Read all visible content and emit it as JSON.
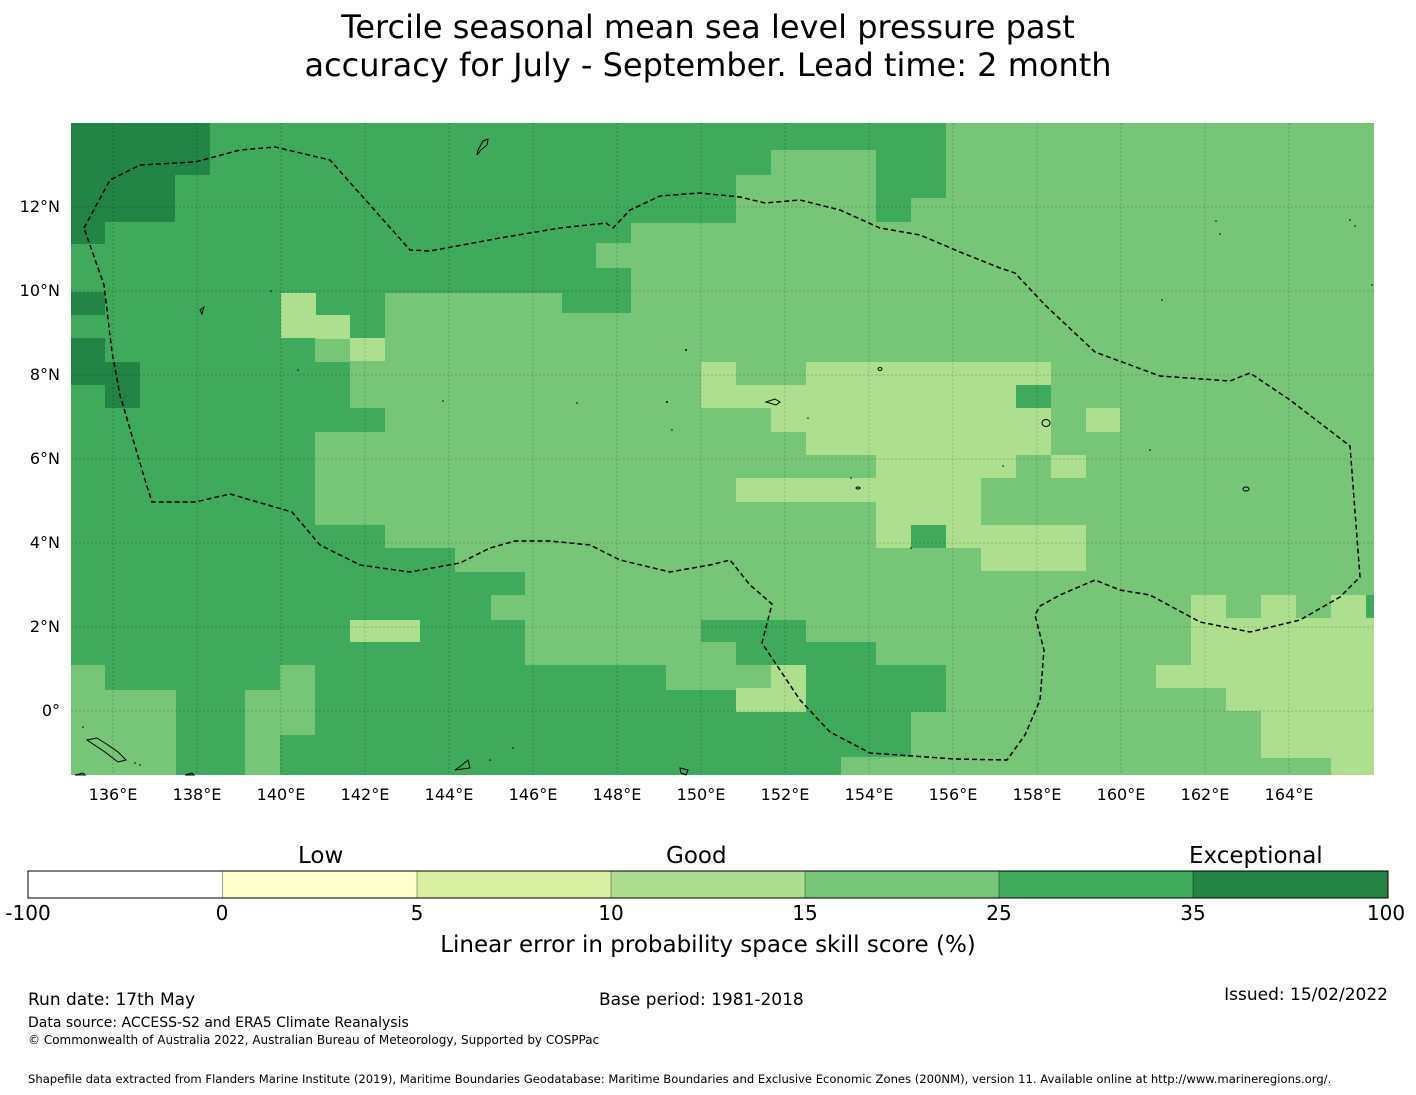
{
  "title": {
    "line1": "Tercile seasonal mean sea level pressure past",
    "line2": "accuracy for July - September. Lead time: 2 month"
  },
  "map": {
    "lat_labels": [
      "12°N",
      "10°N",
      "8°N",
      "6°N",
      "4°N",
      "2°N",
      "0°"
    ],
    "lon_labels": [
      "136°E",
      "138°E",
      "140°E",
      "142°E",
      "144°E",
      "146°E",
      "148°E",
      "150°E",
      "152°E",
      "154°E",
      "156°E",
      "158°E",
      "160°E",
      "162°E",
      "164°E"
    ],
    "background_color": "#77c577",
    "regions": [
      {
        "level": "good_plus",
        "color": "#3fa95c"
      },
      {
        "level": "good",
        "color": "#77c577"
      },
      {
        "level": "low_good",
        "color": "#addf8e"
      },
      {
        "level": "exceptional",
        "color": "#228546"
      }
    ]
  },
  "legend": {
    "categories": [
      "Low",
      "Good",
      "Exceptional"
    ],
    "ticks": [
      "-100",
      "0",
      "5",
      "10",
      "15",
      "25",
      "35",
      "100"
    ],
    "colors": [
      "#ffffff",
      "#ffffcc",
      "#d9f0a3",
      "#addd8e",
      "#78c679",
      "#41ab5d",
      "#238443"
    ],
    "label": "Linear error in probability space skill score (%)"
  },
  "footer": {
    "run_date": "Run date: 17th May",
    "base_period": "Base period: 1981-2018",
    "issued": "Issued: 15/02/2022",
    "data_source": "Data source: ACCESS-S2 and ERA5 Climate Reanalysis",
    "copyright": "© Commonwealth of Australia 2022, Australian Bureau of Meteorology, Supported by COSPPac",
    "shapefile": "Shapefile data extracted from Flanders Marine Institute (2019), Maritime Boundaries Geodatabase: Maritime Boundaries and Exclusive Economic Zones (200NM), version 11. Available online at http://www.marineregions.org/."
  }
}
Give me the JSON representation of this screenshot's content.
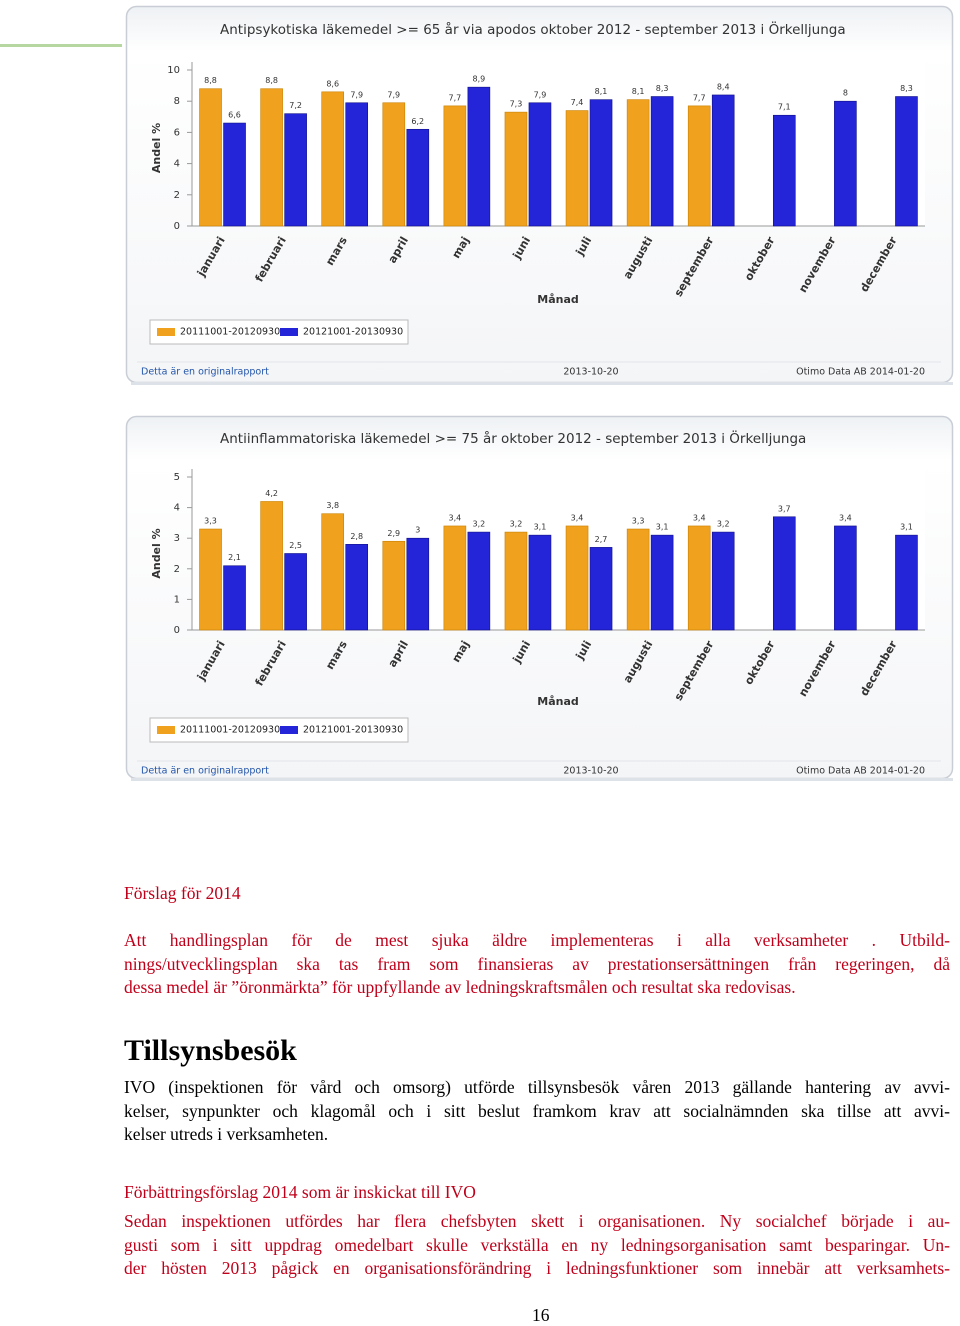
------------------------------------------------------------------------
▶ **Task details**
Repeat the preceding records precisely, and leave every picture out of the copy.

▶ **Solved problem**
Read all visible content and emit it as JSON.
{
  "title": {
    "line1": "Tercile seasonal mean sea level pressure past",
    "line2": "accuracy for July - September. Lead time: 2 month"
  },
  "map": {
    "lat_labels": [
      "12°N",
      "10°N",
      "8°N",
      "6°N",
      "4°N",
      "2°N",
      "0°"
    ],
    "lon_labels": [
      "136°E",
      "138°E",
      "140°E",
      "142°E",
      "144°E",
      "146°E",
      "148°E",
      "150°E",
      "152°E",
      "154°E",
      "156°E",
      "158°E",
      "160°E",
      "162°E",
      "164°E"
    ],
    "background_color": "#77c577",
    "regions": [
      {
        "level": "good_plus",
        "color": "#3fa95c"
      },
      {
        "level": "good",
        "color": "#77c577"
      },
      {
        "level": "low_good",
        "color": "#addf8e"
      },
      {
        "level": "exceptional",
        "color": "#228546"
      }
    ]
  },
  "legend": {
    "categories": [
      "Low",
      "Good",
      "Exceptional"
    ],
    "ticks": [
      "-100",
      "0",
      "5",
      "10",
      "15",
      "25",
      "35",
      "100"
    ],
    "colors": [
      "#ffffff",
      "#ffffcc",
      "#d9f0a3",
      "#addd8e",
      "#78c679",
      "#41ab5d",
      "#238443"
    ],
    "label": "Linear error in probability space skill score (%)"
  },
  "footer": {
    "run_date": "Run date: 17th May",
    "base_period": "Base period: 1981-2018",
    "issued": "Issued: 15/02/2022",
    "data_source": "Data source: ACCESS-S2 and ERA5 Climate Reanalysis",
    "copyright": "© Commonwealth of Australia 2022, Australian Bureau of Meteorology, Supported by COSPPac",
    "shapefile": "Shapefile data extracted from Flanders Marine Institute (2019), Maritime Boundaries Geodatabase: Maritime Boundaries and Exclusive Economic Zones (200NM), version 11. Available online at http://www.marineregions.org/."
  }
}
Give me the JSON representation of this screenshot's content.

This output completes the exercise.